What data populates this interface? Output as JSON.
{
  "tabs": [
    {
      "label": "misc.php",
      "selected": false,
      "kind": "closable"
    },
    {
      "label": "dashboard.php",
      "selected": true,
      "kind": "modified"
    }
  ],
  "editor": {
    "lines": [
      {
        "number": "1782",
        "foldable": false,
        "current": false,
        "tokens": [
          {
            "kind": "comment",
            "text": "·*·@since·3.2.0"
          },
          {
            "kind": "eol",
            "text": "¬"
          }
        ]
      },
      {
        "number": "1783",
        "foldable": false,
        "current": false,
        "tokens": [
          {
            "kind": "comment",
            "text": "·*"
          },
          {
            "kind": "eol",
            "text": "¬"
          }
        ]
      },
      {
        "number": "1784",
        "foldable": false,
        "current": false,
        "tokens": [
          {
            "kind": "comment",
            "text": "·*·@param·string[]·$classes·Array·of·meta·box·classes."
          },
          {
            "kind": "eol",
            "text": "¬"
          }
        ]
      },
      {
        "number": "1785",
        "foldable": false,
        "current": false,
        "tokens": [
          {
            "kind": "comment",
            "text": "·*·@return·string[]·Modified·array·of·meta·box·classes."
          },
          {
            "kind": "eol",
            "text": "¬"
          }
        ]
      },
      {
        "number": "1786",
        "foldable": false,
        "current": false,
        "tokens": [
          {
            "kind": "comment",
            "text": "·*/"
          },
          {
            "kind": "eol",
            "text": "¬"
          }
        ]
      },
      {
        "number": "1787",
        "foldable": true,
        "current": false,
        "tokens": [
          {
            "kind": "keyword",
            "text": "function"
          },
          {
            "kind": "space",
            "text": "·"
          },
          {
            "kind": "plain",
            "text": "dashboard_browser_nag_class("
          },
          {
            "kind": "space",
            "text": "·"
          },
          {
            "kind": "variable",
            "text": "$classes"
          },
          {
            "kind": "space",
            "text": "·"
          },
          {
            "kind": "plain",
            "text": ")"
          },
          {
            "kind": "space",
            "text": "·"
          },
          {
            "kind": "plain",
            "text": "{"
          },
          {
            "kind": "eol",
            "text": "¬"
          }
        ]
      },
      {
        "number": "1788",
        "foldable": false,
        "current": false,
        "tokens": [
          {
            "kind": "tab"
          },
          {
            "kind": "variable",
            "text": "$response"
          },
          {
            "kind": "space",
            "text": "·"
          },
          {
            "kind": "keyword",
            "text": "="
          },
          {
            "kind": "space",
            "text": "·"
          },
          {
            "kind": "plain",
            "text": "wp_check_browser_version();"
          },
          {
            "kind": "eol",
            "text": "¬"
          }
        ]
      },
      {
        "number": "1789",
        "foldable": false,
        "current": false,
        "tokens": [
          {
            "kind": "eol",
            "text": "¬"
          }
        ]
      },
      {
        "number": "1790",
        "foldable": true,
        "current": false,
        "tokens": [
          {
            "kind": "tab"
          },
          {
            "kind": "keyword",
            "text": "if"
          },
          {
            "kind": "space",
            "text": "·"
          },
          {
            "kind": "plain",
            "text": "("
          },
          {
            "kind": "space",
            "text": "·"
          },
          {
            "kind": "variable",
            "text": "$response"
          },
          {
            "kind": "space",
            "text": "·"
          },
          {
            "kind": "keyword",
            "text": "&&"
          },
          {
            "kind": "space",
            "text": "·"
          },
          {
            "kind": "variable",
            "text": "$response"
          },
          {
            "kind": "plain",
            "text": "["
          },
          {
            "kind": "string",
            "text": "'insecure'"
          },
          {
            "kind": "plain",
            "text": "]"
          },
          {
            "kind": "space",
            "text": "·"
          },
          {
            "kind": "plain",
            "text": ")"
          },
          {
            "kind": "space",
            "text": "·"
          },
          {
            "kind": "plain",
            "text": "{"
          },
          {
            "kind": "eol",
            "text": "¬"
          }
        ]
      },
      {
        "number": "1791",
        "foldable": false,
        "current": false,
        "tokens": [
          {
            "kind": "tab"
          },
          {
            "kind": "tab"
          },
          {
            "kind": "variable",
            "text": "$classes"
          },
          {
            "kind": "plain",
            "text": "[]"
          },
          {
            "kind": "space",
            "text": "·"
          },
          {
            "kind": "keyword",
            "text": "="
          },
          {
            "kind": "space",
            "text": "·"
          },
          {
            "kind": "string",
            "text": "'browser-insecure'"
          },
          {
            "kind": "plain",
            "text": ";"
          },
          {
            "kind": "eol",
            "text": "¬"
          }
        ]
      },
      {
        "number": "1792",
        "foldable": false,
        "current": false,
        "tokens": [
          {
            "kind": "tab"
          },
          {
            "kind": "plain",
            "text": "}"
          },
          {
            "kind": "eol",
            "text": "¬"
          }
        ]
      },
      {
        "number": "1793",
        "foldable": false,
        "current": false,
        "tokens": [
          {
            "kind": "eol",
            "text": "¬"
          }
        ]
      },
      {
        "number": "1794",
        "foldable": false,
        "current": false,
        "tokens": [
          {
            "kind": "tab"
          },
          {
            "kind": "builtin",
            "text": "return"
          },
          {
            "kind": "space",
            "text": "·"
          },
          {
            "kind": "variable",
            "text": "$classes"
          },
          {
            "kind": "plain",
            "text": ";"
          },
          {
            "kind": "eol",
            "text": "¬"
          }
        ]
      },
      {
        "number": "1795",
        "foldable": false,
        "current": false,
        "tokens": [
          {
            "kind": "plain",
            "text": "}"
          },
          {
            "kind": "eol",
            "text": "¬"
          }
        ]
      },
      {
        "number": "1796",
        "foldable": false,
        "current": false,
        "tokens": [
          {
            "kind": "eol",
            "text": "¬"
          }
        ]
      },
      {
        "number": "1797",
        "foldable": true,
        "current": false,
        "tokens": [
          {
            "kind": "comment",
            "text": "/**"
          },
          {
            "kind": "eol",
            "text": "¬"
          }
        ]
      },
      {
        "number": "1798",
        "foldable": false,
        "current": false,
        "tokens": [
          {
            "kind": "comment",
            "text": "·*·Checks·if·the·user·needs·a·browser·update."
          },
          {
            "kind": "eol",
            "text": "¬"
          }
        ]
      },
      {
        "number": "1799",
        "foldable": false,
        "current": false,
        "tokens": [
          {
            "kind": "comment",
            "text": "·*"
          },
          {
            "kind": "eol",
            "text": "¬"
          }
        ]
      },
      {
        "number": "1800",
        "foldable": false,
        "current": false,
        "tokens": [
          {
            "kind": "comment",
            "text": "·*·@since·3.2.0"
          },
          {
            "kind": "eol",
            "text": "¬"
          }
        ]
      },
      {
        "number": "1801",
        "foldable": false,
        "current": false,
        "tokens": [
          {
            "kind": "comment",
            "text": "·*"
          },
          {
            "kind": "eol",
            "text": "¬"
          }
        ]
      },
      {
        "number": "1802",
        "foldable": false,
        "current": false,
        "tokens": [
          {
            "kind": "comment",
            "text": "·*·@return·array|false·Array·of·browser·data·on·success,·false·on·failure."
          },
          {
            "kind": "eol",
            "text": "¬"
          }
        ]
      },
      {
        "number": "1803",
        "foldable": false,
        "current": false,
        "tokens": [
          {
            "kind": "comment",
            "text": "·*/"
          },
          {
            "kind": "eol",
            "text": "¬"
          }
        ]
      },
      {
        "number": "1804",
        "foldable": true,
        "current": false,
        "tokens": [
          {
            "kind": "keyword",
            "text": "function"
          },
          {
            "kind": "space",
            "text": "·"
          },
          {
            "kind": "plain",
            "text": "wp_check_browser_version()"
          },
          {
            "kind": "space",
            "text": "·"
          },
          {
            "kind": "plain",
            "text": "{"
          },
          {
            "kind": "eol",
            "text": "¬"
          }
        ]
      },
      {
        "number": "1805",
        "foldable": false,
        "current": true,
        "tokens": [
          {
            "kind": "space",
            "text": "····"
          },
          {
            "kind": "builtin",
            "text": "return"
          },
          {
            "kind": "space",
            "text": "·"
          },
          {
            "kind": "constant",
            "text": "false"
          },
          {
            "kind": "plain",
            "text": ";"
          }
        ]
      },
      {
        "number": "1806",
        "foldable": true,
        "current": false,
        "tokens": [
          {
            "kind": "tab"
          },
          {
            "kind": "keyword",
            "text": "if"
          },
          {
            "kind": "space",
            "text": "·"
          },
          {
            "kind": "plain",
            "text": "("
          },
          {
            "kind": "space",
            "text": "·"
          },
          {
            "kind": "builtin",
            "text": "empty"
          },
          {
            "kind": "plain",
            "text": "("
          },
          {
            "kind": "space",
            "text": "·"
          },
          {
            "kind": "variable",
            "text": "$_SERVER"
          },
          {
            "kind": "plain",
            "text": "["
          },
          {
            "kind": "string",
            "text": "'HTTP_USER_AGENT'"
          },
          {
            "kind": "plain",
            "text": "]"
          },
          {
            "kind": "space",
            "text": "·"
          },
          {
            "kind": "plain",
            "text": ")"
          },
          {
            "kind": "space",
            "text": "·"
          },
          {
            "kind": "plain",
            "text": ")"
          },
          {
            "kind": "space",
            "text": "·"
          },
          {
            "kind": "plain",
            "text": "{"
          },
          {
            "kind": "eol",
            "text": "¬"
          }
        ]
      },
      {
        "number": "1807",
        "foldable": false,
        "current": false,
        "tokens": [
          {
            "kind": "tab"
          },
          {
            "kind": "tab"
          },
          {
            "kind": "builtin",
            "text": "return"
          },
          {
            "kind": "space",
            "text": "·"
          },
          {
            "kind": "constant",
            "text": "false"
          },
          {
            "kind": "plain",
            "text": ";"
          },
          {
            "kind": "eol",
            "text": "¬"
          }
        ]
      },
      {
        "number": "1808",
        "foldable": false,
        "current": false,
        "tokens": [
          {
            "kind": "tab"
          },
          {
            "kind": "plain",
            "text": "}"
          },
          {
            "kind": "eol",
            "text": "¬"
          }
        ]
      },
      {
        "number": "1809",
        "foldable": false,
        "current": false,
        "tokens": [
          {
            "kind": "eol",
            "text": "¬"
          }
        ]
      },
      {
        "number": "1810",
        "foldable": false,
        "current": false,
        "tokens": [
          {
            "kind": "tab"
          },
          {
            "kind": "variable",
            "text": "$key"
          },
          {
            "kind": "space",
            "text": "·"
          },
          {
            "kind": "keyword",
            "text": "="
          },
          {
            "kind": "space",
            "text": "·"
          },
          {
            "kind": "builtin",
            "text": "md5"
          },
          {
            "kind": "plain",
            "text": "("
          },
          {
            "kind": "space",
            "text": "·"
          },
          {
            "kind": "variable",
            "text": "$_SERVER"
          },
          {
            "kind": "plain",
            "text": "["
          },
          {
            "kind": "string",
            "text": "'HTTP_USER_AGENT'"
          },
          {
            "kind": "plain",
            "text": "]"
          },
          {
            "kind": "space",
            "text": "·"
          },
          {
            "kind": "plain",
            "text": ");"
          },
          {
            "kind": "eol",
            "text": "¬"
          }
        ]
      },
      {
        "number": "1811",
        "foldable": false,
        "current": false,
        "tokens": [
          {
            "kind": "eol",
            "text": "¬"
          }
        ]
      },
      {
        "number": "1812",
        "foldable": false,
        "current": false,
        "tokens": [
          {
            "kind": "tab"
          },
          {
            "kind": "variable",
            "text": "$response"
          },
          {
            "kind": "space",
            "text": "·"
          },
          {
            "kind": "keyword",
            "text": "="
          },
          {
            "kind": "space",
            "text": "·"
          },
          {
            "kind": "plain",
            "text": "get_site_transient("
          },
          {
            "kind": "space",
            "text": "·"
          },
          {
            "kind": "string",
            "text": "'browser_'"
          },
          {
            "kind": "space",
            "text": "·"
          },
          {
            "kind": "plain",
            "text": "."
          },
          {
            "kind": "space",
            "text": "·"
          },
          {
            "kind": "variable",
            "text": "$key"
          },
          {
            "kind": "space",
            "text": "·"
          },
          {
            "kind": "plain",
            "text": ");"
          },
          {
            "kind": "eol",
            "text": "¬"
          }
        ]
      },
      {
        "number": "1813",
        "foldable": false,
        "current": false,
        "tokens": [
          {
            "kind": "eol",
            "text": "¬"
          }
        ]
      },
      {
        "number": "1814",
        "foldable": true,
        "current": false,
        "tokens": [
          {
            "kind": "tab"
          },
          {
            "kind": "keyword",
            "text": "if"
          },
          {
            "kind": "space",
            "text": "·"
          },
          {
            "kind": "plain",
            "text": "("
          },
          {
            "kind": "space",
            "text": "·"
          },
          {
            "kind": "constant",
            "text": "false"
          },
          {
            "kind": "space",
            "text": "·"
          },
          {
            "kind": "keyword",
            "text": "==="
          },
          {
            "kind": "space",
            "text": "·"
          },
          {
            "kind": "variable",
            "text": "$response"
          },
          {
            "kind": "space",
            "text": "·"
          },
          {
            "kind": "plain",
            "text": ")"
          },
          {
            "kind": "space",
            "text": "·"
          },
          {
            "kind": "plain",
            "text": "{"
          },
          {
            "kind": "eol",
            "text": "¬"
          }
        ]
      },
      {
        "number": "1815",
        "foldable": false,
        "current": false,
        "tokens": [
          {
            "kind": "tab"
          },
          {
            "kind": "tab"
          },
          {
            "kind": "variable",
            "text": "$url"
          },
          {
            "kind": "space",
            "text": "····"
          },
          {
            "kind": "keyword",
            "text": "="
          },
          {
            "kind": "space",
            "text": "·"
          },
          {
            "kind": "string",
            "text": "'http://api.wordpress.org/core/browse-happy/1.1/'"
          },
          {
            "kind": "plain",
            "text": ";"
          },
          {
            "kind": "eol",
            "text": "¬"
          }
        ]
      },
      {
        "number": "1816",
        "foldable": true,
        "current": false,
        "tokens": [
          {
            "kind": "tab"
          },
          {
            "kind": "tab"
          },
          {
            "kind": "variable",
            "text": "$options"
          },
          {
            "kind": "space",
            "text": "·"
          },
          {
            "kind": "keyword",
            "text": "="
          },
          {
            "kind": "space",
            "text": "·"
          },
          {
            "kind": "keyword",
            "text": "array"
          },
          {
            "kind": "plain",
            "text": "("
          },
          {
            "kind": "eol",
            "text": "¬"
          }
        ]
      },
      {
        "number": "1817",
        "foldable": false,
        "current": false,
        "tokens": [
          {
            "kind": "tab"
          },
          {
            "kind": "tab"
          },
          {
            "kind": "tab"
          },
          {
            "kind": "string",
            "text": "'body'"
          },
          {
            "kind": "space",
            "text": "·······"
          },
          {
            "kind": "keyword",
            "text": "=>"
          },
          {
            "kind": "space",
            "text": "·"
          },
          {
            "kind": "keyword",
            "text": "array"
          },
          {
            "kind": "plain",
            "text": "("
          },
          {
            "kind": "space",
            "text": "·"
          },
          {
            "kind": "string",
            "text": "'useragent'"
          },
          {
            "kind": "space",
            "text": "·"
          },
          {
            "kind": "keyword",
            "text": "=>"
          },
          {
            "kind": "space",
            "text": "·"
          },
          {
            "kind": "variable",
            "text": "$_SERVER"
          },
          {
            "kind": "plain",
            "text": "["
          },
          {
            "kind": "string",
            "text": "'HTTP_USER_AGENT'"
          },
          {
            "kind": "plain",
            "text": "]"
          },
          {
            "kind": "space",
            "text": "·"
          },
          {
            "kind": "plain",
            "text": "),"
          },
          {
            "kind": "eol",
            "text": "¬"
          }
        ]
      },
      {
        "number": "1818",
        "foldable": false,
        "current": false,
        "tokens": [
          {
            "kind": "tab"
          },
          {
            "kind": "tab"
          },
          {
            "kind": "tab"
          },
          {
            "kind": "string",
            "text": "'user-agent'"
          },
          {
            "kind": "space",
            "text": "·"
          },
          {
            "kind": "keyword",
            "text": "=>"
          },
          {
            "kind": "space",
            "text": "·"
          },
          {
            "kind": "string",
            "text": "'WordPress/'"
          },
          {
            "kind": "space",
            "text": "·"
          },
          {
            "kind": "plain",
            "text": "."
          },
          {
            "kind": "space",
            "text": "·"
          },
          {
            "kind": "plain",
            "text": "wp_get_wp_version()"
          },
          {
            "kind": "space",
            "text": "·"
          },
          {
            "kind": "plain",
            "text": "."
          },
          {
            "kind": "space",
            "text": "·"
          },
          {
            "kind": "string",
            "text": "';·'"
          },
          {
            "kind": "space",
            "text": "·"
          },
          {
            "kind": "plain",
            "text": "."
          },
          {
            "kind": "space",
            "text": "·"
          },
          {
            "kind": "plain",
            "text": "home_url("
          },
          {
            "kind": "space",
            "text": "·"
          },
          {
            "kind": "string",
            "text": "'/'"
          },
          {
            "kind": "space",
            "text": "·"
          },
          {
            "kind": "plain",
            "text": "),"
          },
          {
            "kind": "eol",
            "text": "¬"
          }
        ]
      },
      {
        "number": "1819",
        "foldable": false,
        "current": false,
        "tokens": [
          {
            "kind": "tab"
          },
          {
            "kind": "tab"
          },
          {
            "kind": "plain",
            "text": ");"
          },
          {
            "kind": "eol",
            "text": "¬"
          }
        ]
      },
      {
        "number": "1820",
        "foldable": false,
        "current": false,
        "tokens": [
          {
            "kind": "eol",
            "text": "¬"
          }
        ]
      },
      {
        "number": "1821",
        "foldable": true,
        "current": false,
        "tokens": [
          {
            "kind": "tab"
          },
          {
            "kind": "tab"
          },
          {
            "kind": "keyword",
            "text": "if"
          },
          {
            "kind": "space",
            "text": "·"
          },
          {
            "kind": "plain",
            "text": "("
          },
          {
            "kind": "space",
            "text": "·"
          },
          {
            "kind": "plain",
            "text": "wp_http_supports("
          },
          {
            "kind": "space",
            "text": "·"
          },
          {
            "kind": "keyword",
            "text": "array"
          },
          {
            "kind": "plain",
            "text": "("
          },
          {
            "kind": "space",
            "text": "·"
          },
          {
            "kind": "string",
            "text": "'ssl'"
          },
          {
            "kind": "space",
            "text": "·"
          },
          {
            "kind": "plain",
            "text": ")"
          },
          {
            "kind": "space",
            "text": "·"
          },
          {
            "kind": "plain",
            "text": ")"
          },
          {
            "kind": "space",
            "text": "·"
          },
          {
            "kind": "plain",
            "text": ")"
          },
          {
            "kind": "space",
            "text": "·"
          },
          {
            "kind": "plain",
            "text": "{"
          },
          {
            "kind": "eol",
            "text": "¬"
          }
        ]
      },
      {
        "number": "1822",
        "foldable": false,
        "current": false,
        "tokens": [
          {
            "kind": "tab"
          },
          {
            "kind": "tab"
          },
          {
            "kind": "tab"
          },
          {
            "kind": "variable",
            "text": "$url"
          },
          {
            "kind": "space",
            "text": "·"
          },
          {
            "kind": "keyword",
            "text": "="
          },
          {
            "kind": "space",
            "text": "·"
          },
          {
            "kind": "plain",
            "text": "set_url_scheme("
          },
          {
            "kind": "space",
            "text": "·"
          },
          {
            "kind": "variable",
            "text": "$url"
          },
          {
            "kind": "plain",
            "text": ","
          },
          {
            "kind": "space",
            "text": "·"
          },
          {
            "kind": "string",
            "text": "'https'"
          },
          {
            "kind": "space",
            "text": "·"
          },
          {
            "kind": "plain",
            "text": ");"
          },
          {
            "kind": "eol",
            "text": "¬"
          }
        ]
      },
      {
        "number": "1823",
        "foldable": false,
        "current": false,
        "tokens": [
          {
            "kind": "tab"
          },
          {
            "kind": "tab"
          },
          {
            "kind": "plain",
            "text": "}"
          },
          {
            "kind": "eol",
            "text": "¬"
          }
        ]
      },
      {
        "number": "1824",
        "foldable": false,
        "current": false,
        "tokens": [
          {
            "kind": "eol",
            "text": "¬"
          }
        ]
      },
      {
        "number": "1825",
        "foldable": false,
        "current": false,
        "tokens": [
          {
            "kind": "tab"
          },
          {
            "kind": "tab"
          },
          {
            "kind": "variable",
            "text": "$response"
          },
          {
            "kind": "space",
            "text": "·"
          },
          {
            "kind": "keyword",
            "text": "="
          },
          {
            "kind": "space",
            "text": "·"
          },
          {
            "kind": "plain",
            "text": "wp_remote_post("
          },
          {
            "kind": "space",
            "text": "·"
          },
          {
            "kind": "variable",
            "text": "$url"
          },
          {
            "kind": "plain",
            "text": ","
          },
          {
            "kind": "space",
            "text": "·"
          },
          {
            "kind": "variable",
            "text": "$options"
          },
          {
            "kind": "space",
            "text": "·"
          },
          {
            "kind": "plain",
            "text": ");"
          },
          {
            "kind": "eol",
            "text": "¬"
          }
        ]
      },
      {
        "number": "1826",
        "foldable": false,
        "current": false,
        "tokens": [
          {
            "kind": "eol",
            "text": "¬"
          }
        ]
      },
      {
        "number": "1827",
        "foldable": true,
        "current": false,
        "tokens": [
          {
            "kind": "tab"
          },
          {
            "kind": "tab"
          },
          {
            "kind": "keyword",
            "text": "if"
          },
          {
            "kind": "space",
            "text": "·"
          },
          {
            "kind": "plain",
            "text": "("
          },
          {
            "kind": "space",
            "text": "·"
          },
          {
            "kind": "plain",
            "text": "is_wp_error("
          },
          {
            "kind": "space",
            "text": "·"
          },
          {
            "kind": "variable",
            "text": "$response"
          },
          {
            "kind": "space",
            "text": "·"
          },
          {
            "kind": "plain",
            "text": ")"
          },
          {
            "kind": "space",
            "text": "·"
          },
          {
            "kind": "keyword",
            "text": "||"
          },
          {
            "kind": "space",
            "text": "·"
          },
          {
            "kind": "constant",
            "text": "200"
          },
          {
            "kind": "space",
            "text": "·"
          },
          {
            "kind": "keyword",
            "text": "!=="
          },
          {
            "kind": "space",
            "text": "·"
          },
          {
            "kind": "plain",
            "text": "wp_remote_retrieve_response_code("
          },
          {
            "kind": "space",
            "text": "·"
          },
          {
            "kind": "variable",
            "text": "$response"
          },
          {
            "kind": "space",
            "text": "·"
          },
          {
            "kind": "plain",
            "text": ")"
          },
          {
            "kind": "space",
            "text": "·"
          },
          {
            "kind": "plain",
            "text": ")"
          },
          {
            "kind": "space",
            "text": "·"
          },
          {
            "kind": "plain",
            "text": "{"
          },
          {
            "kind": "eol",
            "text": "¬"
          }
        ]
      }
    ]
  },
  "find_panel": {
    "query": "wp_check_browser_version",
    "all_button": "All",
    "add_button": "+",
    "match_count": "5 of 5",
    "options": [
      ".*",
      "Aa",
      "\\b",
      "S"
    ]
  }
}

########################################

#### INSTRUCTIONS TO FOLLOW:
Isolate the lines above that contain the word "data" and copy them.

#### CORRECT OUTPUT:
What data populates this interface? Output as JSON.
            "text": "·*·@return·array|false·Array·of·browser·data·on·success,·false·on·failure."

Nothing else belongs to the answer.